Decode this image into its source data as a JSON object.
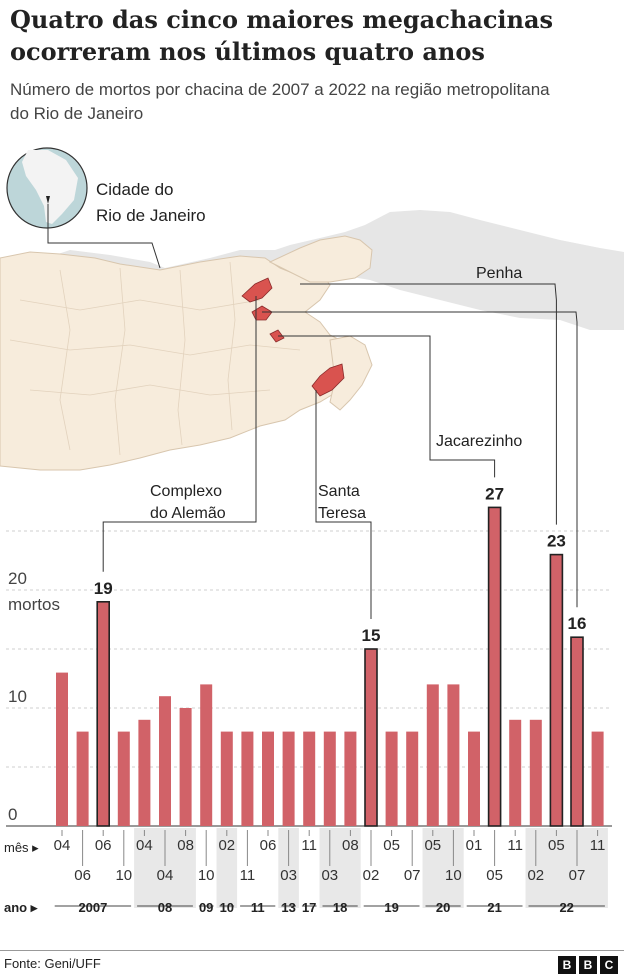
{
  "header": {
    "title": "Quatro das cinco maiores megachacinas ocorreram nos últimos quatro anos",
    "subtitle": "Número de mortos por chacina de 2007 a 2022 na região metropolitana do Rio de Janeiro"
  },
  "map": {
    "inset_label_line1": "Cidade do",
    "inset_label_line2": "Rio de Janeiro"
  },
  "footer": {
    "source": "Fonte: Geni/UFF",
    "logo_letters": [
      "B",
      "B",
      "C"
    ]
  },
  "colors": {
    "bar": "#d16268",
    "bar_highlight_stroke": "#222222",
    "grid": "#cfcfcf",
    "map_land": "#f7ecdc",
    "map_outside": "#e6e6e6",
    "map_highlight": "#d9534f",
    "year_band": "#e8e8e8"
  },
  "chart_data": {
    "type": "bar",
    "ylabel": "mortos",
    "ylim": [
      0,
      30
    ],
    "y_ticks": [
      0,
      10,
      20
    ],
    "row_labels": {
      "month": "mês",
      "year": "ano"
    },
    "values": [
      13,
      8,
      19,
      8,
      9,
      11,
      10,
      12,
      8,
      8,
      8,
      8,
      8,
      8,
      8,
      15,
      8,
      8,
      12,
      12,
      8,
      27,
      9,
      9,
      23,
      16,
      8
    ],
    "highlighted": [
      {
        "index": 2,
        "label": "19"
      },
      {
        "index": 15,
        "label": "15"
      },
      {
        "index": 21,
        "label": "27"
      },
      {
        "index": 24,
        "label": "23"
      },
      {
        "index": 25,
        "label": "16"
      }
    ],
    "months": [
      "04",
      "06",
      "06",
      "10",
      "04",
      "04",
      "08",
      "10",
      "02",
      "11",
      "06",
      "03",
      "11",
      "03",
      "08",
      "02",
      "05",
      "07",
      "05",
      "10",
      "01",
      "05",
      "11",
      "02",
      "05",
      "07",
      "11"
    ],
    "years": [
      {
        "label": "2007",
        "start": 0,
        "end": 3
      },
      {
        "label": "08",
        "start": 4,
        "end": 6
      },
      {
        "label": "09",
        "start": 7,
        "end": 7
      },
      {
        "label": "10",
        "start": 8,
        "end": 8
      },
      {
        "label": "11",
        "start": 9,
        "end": 10
      },
      {
        "label": "13",
        "start": 11,
        "end": 11
      },
      {
        "label": "17",
        "start": 12,
        "end": 12
      },
      {
        "label": "18",
        "start": 13,
        "end": 14
      },
      {
        "label": "19",
        "start": 15,
        "end": 17
      },
      {
        "label": "20",
        "start": 18,
        "end": 19
      },
      {
        "label": "21",
        "start": 20,
        "end": 22
      },
      {
        "label": "22",
        "start": 23,
        "end": 26
      }
    ],
    "annotations": [
      {
        "index": 2,
        "lines": [
          "Complexo",
          "do Alemão"
        ]
      },
      {
        "index": 15,
        "lines": [
          "Santa",
          "Teresa"
        ]
      },
      {
        "index": 21,
        "lines": [
          "Jacarezinho"
        ]
      },
      {
        "index": 24,
        "lines": [
          "Penha"
        ]
      }
    ]
  }
}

WHAT IS NEEDED:
Gather from the entries above all lines that include the string "start".

OUTPUT OF THE TASK:
        "start": 0,
        "start": 4,
        "start": 7,
        "start": 8,
        "start": 9,
        "start": 11,
        "start": 12,
        "start": 13,
        "start": 15,
        "start": 18,
        "start": 20,
        "start": 23,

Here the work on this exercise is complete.